Copy verbatim the lines from the very first one through the line that contains "The rib 52b is at (235, 305).", including both.

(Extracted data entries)
════════════════

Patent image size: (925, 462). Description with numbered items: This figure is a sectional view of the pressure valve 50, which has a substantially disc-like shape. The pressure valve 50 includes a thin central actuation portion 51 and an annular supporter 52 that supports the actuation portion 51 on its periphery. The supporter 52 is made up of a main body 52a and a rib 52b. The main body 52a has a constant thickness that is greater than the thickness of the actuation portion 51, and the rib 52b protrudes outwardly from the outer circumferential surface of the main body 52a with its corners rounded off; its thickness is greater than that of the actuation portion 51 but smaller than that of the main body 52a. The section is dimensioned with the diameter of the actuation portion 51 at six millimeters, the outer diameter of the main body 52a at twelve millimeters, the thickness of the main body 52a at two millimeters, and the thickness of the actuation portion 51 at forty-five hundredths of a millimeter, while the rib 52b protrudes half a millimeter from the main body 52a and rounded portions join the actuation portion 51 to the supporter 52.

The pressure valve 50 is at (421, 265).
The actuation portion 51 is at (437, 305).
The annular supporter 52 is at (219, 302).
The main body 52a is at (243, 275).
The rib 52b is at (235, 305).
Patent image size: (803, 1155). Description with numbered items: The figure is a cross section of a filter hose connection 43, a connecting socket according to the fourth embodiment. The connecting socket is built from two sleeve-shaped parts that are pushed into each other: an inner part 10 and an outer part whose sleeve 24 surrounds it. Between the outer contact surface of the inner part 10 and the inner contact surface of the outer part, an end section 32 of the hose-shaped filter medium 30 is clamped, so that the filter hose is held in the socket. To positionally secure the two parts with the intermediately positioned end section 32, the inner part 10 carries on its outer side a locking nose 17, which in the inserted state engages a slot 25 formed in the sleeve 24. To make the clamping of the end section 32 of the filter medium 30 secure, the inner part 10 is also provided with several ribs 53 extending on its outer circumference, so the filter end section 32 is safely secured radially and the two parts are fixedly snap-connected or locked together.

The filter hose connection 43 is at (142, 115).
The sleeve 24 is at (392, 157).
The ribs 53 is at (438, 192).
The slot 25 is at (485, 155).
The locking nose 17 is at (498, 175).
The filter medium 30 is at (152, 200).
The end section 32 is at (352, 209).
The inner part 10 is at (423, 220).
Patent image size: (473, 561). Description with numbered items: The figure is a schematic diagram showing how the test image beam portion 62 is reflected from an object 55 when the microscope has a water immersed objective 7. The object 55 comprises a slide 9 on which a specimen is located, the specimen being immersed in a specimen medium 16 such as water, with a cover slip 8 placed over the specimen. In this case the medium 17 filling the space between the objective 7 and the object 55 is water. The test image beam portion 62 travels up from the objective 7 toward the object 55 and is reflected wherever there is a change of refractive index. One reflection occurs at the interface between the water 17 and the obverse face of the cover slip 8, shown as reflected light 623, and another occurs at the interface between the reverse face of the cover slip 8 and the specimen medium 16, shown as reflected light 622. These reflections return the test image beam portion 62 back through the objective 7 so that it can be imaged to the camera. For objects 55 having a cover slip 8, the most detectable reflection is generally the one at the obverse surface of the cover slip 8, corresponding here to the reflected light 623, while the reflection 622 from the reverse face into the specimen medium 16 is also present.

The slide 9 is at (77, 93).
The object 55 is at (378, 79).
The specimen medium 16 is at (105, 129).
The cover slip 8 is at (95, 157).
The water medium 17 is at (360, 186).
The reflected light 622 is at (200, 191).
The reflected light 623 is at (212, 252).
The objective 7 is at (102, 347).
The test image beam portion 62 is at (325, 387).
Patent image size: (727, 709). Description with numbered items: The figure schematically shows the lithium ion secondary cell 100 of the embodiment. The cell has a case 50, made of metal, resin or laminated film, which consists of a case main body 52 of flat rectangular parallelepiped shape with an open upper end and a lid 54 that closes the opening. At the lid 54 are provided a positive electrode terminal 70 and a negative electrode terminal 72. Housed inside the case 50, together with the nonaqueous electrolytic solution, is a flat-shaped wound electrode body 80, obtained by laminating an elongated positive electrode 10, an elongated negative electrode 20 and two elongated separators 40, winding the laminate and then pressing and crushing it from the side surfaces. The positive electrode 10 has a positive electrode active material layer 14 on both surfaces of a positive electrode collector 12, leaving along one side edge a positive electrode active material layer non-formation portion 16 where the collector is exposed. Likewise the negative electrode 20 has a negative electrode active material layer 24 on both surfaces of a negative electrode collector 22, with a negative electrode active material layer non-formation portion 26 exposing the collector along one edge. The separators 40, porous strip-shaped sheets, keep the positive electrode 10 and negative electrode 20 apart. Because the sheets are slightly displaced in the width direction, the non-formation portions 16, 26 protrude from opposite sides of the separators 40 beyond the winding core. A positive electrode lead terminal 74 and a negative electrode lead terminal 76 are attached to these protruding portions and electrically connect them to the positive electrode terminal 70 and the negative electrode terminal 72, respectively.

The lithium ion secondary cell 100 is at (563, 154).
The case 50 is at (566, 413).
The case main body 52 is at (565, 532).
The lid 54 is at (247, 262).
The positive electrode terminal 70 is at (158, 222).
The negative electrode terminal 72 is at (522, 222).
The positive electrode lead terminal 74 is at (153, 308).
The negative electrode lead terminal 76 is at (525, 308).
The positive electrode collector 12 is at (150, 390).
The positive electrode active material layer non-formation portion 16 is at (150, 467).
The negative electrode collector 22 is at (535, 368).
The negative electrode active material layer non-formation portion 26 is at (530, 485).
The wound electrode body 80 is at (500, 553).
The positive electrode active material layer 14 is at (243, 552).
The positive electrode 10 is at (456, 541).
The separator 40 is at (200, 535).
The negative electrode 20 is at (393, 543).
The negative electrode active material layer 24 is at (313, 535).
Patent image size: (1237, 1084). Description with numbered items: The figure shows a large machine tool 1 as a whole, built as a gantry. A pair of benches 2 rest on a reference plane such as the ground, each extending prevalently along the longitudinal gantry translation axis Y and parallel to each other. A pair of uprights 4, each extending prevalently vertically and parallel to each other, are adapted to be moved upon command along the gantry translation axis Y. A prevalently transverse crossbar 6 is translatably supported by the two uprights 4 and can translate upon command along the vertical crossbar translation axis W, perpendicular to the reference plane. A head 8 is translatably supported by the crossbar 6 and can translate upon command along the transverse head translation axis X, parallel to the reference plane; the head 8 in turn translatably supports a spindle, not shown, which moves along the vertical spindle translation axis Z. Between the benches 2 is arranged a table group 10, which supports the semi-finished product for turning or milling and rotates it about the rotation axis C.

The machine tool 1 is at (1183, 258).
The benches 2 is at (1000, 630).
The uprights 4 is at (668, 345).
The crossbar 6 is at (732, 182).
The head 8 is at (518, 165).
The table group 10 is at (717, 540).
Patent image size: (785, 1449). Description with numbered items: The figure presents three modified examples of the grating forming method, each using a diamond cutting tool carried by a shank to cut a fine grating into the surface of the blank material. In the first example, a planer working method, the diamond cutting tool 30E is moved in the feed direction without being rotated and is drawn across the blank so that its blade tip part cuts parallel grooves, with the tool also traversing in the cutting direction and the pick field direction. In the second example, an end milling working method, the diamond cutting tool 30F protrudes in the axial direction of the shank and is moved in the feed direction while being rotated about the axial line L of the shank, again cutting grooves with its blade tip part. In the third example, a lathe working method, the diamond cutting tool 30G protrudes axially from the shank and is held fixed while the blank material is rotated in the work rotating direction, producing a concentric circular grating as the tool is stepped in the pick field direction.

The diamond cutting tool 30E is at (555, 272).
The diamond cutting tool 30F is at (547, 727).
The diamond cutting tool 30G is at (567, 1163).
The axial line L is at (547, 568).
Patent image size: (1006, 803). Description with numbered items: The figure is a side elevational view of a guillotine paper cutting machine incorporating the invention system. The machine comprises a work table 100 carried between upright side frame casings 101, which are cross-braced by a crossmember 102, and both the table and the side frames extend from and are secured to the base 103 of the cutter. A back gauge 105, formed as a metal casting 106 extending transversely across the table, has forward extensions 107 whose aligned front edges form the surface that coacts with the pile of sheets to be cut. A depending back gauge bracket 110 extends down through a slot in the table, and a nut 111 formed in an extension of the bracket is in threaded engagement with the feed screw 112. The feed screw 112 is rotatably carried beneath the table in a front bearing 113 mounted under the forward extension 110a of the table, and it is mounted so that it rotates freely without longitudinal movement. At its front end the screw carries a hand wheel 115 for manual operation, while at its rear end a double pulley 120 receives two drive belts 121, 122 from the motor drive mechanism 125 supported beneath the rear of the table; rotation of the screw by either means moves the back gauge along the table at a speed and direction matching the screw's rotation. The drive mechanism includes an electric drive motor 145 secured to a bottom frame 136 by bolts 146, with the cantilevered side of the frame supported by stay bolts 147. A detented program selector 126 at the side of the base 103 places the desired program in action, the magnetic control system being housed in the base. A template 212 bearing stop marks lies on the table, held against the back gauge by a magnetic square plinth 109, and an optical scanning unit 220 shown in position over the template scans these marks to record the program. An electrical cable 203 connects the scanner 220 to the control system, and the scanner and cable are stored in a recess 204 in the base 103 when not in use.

════════════════

| RESPONSE |
Patent image size: (925, 462). Description with numbered items: This figure is a sectional view of the pressure valve 50, which has a substantially disc-like shape. The pressure valve 50 includes a thin central actuation portion 51 and an annular supporter 52 that supports the actuation portion 51 on its periphery. The supporter 52 is made up of a main body 52a and a rib 52b. The main body 52a has a constant thickness that is greater than the thickness of the actuation portion 51, and the rib 52b protrudes outwardly from the outer circumferential surface of the main body 52a with its corners rounded off; its thickness is greater than that of the actuation portion 51 but smaller than that of the main body 52a. The section is dimensioned with the diameter of the actuation portion 51 at six millimeters, the outer diameter of the main body 52a at twelve millimeters, the thickness of the main body 52a at two millimeters, and the thickness of the actuation portion 51 at forty-five hundredths of a millimeter, while the rib 52b protrudes half a millimeter from the main body 52a and rounded portions join the actuation portion 51 to the supporter 52.

The pressure valve 50 is at (421, 265).
The actuation portion 51 is at (437, 305).
The annular supporter 52 is at (219, 302).
The main body 52a is at (243, 275).
The rib 52b is at (235, 305).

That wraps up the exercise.